**Aim**
Extract, from the listing that follows, each line containing the word "this".

**Provided material**
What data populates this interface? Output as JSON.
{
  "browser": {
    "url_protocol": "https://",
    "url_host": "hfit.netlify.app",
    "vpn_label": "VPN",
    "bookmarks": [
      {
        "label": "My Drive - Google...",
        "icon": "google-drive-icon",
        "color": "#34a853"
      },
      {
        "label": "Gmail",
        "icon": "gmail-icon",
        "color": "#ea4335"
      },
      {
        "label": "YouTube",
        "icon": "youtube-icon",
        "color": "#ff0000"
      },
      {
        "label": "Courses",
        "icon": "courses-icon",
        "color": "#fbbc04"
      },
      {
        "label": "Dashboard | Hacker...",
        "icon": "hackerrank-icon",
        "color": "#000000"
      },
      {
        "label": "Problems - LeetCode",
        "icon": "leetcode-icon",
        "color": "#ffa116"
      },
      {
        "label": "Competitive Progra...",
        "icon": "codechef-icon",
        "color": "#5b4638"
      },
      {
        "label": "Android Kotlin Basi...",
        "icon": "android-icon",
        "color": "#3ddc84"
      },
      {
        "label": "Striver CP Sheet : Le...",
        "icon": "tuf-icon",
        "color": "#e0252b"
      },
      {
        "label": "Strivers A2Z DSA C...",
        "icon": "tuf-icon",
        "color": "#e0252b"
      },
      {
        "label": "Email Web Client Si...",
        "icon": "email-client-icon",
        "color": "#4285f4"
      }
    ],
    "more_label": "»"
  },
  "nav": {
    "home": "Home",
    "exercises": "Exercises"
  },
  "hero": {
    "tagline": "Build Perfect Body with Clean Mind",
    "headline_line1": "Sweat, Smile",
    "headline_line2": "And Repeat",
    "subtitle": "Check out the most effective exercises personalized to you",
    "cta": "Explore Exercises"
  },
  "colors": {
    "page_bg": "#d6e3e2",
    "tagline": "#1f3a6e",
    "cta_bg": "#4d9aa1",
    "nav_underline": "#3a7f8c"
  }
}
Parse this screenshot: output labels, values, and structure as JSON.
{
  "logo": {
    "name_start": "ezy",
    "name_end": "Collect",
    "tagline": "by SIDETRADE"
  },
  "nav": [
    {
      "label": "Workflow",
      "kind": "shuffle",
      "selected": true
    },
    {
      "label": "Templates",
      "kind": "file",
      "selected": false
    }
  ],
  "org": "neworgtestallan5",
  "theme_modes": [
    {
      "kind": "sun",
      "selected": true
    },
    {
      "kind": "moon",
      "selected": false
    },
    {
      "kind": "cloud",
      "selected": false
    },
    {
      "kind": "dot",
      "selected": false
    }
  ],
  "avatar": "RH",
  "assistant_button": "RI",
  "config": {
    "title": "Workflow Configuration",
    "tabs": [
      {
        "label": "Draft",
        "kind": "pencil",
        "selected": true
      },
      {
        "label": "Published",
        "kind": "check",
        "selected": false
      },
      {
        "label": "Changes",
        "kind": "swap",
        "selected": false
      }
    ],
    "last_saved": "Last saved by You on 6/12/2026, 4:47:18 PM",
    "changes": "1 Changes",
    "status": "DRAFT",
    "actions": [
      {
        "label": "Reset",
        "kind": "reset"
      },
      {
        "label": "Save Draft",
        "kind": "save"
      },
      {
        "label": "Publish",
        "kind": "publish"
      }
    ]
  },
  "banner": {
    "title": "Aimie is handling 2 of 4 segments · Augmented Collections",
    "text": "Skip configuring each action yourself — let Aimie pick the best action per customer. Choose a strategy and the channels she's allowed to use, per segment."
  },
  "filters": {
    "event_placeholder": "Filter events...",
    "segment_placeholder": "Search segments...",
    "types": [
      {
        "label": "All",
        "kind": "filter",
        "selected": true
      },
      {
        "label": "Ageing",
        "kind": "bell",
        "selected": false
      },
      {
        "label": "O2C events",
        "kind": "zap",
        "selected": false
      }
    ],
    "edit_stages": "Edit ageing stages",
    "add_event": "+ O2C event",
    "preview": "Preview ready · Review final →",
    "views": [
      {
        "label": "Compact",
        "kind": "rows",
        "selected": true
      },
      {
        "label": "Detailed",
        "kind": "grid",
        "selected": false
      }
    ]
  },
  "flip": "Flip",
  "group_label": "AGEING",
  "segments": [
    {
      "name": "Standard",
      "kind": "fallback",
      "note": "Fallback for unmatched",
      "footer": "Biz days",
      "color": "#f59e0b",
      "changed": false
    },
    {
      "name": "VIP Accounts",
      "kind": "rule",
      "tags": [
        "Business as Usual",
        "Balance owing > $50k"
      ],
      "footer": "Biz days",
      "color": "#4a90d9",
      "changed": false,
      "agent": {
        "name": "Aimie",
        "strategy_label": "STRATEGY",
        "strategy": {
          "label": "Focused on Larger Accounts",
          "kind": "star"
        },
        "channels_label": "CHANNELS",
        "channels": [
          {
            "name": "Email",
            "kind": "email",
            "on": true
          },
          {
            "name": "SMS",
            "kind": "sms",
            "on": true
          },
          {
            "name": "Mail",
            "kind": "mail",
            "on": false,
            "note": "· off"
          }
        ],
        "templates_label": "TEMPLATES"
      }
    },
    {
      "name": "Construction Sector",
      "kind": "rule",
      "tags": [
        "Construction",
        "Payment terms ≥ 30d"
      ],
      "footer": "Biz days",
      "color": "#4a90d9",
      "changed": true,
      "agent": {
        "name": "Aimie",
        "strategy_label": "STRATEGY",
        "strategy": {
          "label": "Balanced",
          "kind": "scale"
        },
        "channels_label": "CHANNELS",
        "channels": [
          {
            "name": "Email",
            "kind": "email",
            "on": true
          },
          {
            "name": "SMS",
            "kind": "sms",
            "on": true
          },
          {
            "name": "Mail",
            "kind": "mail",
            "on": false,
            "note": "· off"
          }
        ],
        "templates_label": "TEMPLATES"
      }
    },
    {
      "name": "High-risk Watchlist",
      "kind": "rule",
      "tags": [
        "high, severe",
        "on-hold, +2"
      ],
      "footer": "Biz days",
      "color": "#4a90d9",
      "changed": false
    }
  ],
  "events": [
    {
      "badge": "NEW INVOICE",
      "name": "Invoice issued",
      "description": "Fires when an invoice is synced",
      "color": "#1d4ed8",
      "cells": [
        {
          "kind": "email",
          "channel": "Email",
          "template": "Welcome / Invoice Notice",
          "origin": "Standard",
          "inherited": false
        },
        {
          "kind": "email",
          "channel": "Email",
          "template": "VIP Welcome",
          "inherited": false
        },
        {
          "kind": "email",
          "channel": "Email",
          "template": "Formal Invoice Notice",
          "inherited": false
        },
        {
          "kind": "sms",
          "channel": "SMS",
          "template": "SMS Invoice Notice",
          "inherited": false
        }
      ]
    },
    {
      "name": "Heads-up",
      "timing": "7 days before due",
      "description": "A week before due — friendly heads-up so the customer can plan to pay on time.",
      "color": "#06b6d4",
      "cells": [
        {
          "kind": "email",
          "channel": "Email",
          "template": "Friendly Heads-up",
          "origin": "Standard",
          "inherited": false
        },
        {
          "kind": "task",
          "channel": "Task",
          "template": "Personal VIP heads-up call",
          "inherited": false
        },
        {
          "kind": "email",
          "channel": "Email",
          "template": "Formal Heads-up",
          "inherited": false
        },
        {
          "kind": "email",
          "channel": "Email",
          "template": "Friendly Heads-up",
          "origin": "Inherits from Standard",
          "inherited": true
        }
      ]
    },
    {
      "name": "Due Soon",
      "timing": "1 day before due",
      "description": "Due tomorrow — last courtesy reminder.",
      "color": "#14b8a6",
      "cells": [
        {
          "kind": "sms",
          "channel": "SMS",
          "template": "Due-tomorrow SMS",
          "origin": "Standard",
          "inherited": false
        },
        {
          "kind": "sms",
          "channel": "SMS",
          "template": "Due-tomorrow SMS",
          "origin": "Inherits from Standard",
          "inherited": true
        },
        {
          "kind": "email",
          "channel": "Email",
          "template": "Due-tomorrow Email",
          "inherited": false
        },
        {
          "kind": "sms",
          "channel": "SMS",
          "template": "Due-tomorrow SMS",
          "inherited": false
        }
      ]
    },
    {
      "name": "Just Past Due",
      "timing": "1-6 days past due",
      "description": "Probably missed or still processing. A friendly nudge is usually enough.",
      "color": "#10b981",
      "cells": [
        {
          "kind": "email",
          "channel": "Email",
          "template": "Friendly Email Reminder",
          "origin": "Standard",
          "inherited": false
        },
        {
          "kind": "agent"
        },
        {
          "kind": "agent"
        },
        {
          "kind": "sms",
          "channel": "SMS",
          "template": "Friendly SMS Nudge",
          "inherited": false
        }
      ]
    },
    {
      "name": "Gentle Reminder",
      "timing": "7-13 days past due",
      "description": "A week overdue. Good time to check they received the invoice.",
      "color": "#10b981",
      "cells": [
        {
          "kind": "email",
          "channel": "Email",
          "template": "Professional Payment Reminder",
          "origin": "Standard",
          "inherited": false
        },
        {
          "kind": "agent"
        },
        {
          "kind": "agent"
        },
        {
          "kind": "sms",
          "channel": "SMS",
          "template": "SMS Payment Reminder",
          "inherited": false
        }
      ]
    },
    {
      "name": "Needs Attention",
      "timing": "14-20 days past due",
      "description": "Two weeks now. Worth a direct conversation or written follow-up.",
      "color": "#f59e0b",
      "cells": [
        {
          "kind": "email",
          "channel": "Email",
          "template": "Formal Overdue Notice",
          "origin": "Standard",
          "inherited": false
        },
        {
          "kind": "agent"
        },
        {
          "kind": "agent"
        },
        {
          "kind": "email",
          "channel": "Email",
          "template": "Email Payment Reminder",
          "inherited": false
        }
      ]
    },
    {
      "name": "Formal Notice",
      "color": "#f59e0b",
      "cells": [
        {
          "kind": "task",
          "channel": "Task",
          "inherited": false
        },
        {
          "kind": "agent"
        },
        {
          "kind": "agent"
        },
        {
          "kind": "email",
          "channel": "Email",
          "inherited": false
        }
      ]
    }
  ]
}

**Written response**
What data populates this interface? Output as JSON.
Parse this screenshot: output labels, values, and structure as JSON.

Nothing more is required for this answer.